> **To be done**
Your reply should be one number: the count of lines holding the word "Chapra".

════

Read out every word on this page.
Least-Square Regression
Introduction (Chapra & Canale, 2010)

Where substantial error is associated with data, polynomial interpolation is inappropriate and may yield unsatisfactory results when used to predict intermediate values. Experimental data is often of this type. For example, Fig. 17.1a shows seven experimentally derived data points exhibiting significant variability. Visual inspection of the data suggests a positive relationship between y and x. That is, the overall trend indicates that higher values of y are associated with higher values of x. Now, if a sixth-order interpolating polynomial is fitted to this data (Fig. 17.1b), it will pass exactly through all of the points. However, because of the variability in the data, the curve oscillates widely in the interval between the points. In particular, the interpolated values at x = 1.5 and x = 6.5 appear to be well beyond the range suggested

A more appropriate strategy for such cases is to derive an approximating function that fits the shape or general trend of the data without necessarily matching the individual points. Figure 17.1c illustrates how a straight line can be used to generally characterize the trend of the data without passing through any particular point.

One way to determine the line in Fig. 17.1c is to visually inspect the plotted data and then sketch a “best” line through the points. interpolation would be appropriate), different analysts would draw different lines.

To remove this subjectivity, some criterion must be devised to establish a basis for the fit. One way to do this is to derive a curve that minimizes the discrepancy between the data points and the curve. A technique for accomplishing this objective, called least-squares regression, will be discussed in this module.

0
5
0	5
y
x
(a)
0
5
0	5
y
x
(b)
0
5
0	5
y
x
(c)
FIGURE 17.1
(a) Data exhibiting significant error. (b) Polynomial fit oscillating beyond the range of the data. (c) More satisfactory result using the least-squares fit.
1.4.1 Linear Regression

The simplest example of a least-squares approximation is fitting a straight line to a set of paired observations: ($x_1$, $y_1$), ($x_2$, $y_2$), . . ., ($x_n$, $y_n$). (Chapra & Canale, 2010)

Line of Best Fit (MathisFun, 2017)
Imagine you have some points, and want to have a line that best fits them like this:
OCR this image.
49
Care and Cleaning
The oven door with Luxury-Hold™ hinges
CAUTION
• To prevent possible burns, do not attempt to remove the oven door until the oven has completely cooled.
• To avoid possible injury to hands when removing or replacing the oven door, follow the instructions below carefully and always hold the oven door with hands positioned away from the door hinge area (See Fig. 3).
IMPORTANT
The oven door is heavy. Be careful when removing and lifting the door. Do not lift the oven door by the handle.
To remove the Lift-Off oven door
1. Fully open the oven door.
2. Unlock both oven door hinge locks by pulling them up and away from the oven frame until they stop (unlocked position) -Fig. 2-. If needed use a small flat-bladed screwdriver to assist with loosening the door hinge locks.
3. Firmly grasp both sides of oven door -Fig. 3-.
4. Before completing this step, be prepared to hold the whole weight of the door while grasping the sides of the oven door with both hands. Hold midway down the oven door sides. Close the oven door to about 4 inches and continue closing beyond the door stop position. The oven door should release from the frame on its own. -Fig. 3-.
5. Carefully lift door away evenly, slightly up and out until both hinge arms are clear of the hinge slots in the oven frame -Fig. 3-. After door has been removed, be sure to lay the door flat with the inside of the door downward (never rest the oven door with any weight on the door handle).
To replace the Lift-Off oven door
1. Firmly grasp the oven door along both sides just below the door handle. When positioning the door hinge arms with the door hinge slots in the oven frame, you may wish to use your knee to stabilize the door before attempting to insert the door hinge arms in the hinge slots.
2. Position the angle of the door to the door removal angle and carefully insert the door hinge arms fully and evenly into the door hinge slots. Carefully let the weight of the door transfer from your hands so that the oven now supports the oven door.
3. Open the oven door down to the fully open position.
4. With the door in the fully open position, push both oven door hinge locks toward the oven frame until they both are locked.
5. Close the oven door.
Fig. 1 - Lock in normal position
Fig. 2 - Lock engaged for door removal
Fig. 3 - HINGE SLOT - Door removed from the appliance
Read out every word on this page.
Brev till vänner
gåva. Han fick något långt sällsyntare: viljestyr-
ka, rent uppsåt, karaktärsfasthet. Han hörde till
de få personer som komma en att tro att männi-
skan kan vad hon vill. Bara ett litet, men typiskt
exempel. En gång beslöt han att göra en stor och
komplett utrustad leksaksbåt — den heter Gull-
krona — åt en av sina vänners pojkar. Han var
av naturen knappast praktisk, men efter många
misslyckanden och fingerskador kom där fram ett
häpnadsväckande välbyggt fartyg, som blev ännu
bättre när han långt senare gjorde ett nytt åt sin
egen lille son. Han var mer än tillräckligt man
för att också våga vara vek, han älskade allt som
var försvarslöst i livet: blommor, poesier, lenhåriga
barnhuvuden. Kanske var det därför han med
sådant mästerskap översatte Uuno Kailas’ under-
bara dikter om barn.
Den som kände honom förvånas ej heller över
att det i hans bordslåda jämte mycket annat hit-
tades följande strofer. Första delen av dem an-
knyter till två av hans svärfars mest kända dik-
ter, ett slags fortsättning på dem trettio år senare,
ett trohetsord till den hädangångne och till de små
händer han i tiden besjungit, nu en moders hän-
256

════

> **Correct result**
2